### Description of the task:
Only the lines from the one containing "Convert this screenshot" through the end of the entries should be returned, exactly as they are, with the pictures omitted.

### Material for this exercise:
____________
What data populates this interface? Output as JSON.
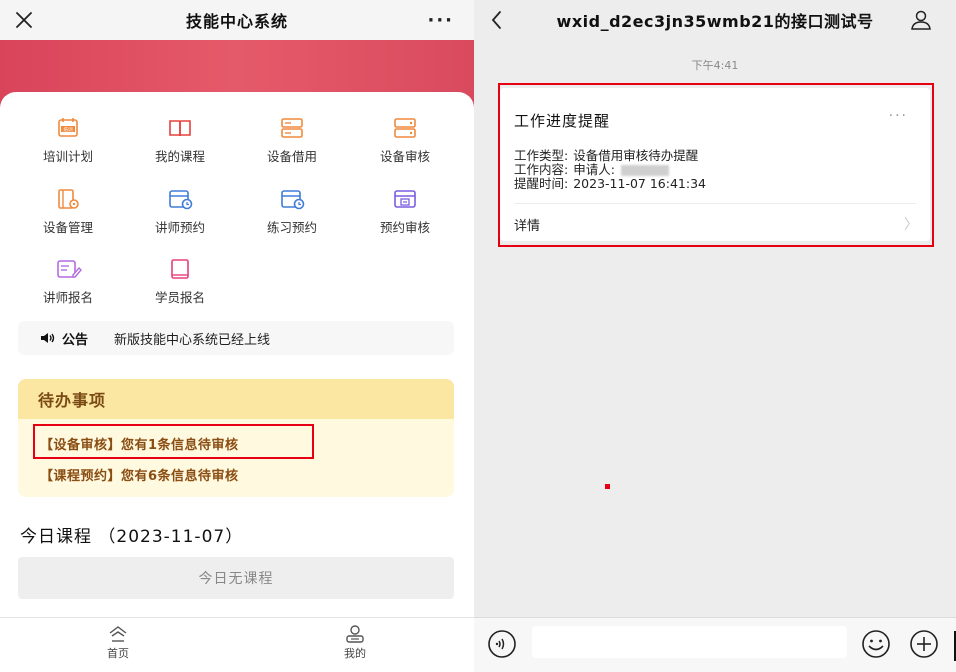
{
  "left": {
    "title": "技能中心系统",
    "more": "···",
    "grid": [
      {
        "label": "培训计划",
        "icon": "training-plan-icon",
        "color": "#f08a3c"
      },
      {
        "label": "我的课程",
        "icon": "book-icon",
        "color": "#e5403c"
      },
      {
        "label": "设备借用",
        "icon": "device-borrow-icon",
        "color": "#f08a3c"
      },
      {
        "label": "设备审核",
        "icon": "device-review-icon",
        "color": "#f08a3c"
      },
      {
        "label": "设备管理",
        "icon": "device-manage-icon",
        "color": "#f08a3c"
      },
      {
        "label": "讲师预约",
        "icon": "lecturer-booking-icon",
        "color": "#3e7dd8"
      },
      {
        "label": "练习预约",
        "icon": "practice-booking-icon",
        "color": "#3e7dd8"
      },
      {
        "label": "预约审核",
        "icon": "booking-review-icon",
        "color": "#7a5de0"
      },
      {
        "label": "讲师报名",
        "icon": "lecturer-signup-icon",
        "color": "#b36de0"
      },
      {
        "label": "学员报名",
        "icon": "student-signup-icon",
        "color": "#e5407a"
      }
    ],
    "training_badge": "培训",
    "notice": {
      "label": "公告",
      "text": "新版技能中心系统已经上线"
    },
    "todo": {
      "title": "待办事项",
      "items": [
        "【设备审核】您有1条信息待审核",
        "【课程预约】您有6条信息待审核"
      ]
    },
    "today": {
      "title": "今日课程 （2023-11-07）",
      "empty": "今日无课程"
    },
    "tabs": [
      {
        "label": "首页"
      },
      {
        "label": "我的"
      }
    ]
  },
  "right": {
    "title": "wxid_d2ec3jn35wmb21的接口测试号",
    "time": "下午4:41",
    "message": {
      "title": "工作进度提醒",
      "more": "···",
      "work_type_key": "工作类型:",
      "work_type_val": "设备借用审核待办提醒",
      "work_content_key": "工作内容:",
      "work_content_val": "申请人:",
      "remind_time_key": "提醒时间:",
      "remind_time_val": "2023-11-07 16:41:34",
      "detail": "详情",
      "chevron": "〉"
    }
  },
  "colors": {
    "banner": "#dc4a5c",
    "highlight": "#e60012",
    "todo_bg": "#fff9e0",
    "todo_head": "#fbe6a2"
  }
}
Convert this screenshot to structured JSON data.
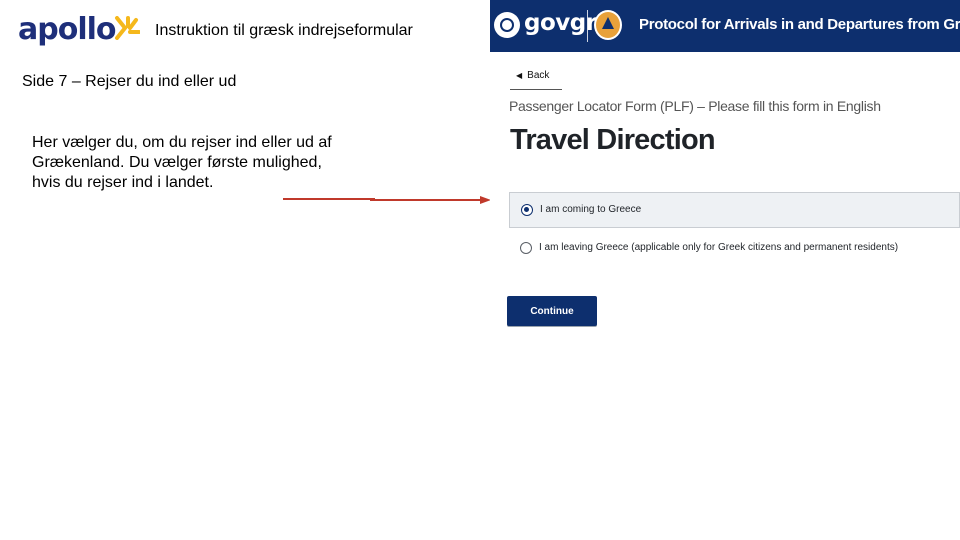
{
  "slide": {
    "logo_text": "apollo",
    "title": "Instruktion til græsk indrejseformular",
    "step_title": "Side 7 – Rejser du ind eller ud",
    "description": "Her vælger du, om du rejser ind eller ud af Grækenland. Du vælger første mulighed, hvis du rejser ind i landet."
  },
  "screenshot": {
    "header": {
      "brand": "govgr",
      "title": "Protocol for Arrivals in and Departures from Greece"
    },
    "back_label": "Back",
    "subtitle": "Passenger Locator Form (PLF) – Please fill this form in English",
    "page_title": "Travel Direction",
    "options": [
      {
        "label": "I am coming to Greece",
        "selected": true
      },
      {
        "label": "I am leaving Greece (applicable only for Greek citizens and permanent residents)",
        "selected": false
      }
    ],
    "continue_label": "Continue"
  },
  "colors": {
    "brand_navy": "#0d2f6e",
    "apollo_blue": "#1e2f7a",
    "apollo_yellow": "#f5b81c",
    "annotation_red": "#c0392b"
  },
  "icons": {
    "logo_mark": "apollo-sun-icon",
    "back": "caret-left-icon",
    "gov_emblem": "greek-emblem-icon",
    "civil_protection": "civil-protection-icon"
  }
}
____________
### Solution to this problem:
Convert this screenshot to structured JSON data.
{
  "slide": {
    "logo_text": "apollo",
    "title": "Instruktion til græsk indrejseformular",
    "step_title": "Side 7 – Rejser du ind eller ud",
    "description": "Her vælger du, om du rejser ind eller ud af Grækenland. Du vælger første mulighed, hvis du rejser ind i landet."
  },
  "screenshot": {
    "header": {
      "brand": "govgr",
      "title": "Protocol for Arrivals in and Departures from Greece"
    },
    "back_label": "Back",
    "subtitle": "Passenger Locator Form (PLF) – Please fill this form in English",
    "page_title": "Travel Direction",
    "options": [
      {
        "label": "I am coming to Greece",
        "selected": true
      },
      {
        "label": "I am leaving Greece (applicable only for Greek citizens and permanent residents)",
        "selected": false
      }
    ],
    "continue_label": "Continue"
  },
  "colors": {
    "brand_navy": "#0d2f6e",
    "apollo_blue": "#1e2f7a",
    "apollo_yellow": "#f5b81c",
    "annotation_red": "#c0392b"
  },
  "icons": {
    "logo_mark": "apollo-sun-icon",
    "back": "caret-left-icon",
    "gov_emblem": "greek-emblem-icon",
    "civil_protection": "civil-protection-icon"
  }
}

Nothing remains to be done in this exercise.